Find the lines with "annotation" in them and copy them out.

---------- Extracted material ----------

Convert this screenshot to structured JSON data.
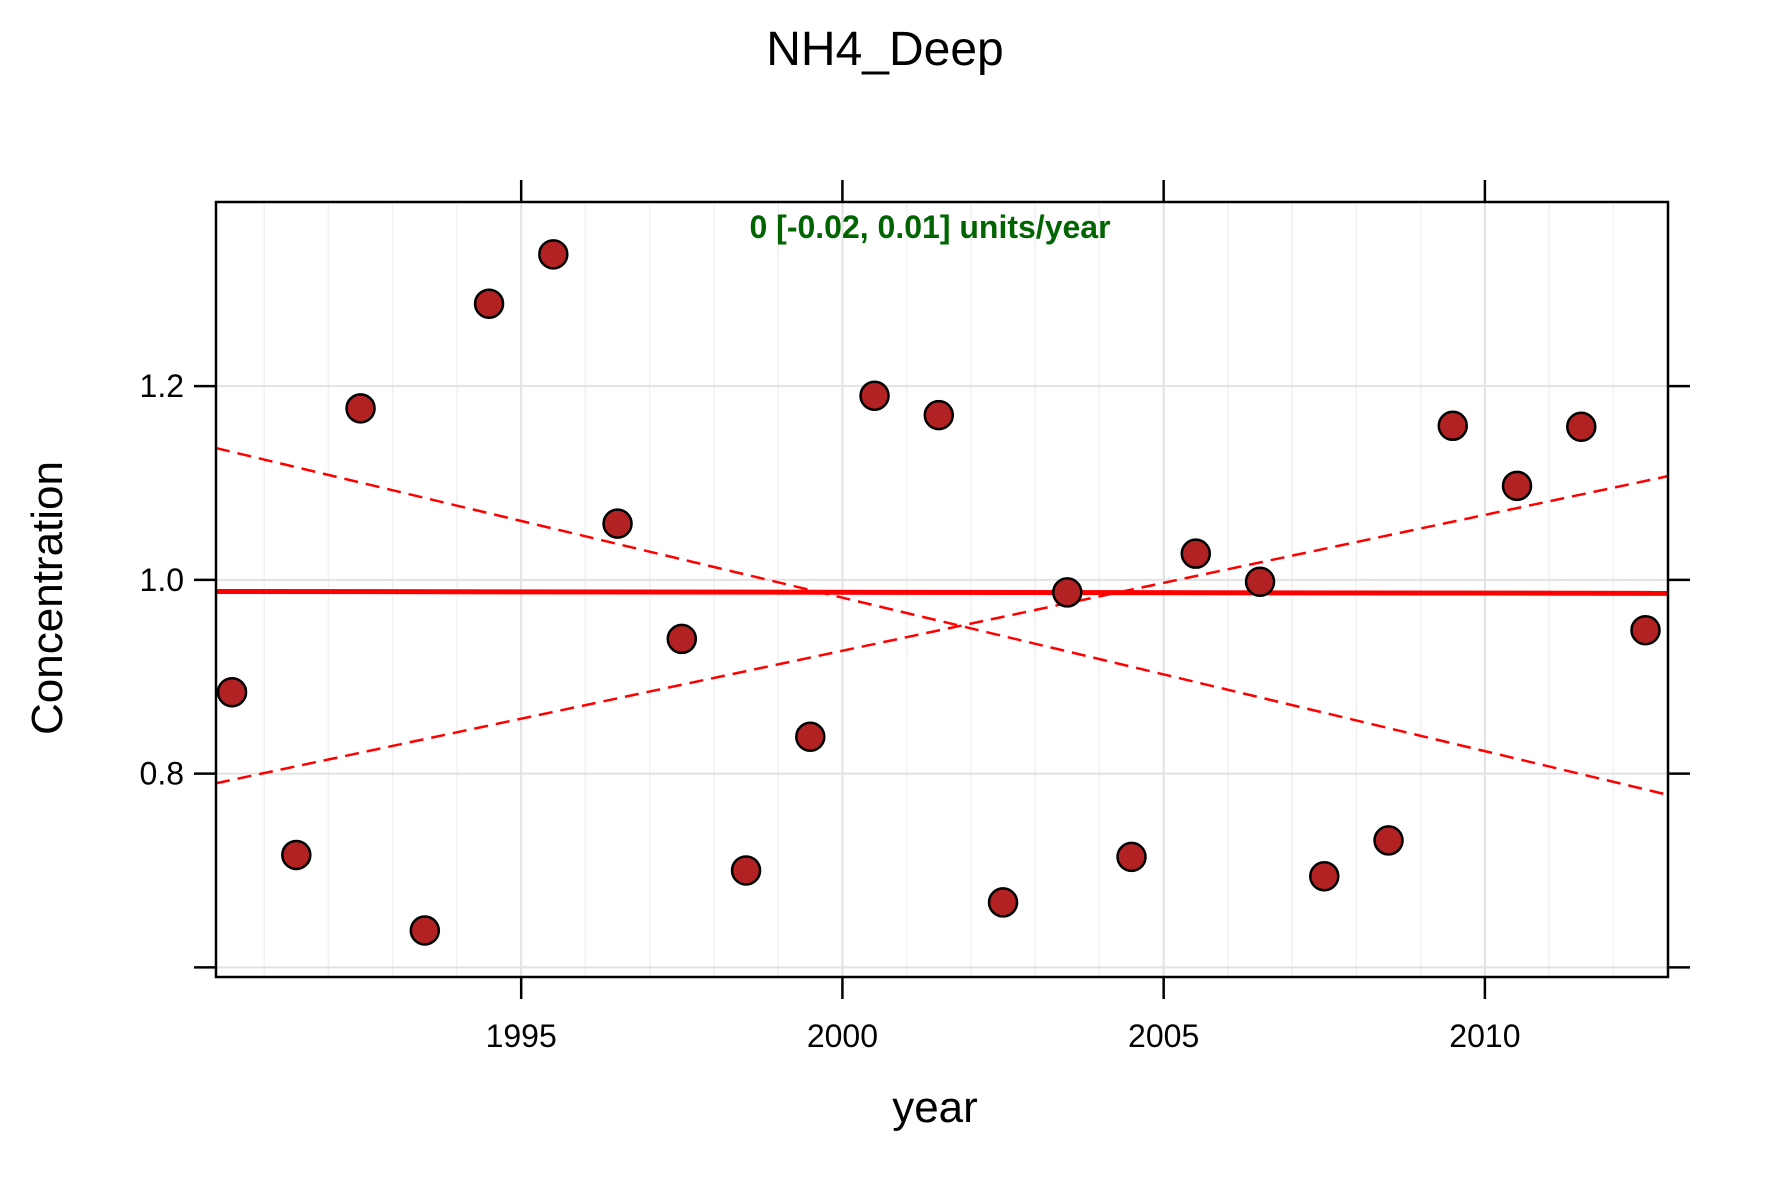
{
  "chart_data": {
    "type": "scatter",
    "title": "NH4_Deep",
    "xlabel": "year",
    "ylabel": "Concentration",
    "annotation": "0 [-0.02, 0.01] units/year",
    "xlim": [
      1990.25,
      2012.85
    ],
    "ylim": [
      0.59,
      1.39
    ],
    "x_ticks": [
      1995,
      2000,
      2005,
      2010
    ],
    "x_tick_labels": [
      "1995",
      "2000",
      "2005",
      "2010"
    ],
    "y_ticks": [
      0.6,
      0.8,
      1.0,
      1.2
    ],
    "y_tick_labels": [
      "",
      "0.8",
      "1.0",
      "1.2"
    ],
    "grid": true,
    "legend": "none",
    "points": {
      "x": [
        1990.5,
        1991.5,
        1992.5,
        1993.5,
        1994.5,
        1995.5,
        1996.5,
        1997.5,
        1998.5,
        1999.5,
        2000.5,
        2001.5,
        2002.5,
        2003.5,
        2004.5,
        2005.5,
        2006.5,
        2007.5,
        2008.5,
        2009.5,
        2010.5,
        2011.5,
        2012.5
      ],
      "y": [
        0.884,
        0.716,
        1.177,
        0.638,
        1.285,
        1.336,
        1.058,
        0.939,
        0.7,
        0.838,
        1.19,
        1.17,
        0.667,
        0.987,
        0.714,
        1.027,
        0.998,
        0.694,
        0.731,
        1.159,
        1.097,
        1.158,
        0.948
      ]
    },
    "trend": {
      "x": [
        1990.25,
        2012.85
      ],
      "y": [
        0.988,
        0.986
      ]
    },
    "upper_bound": {
      "x": [
        1990.25,
        2012.85
      ],
      "y": [
        1.136,
        0.778
      ]
    },
    "lower_bound": {
      "x": [
        1990.25,
        2012.85
      ],
      "y": [
        0.79,
        1.107
      ]
    },
    "colors": {
      "point_fill": "#b22222",
      "point_stroke": "#000000",
      "trend_line": "#ff0000",
      "annotation": "#006400",
      "grid": "#e8e8e8"
    }
  }
}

----------

> _Response_:
    "annotation": "0 [-0.02, 0.01] units/year",
      "annotation": "#006400",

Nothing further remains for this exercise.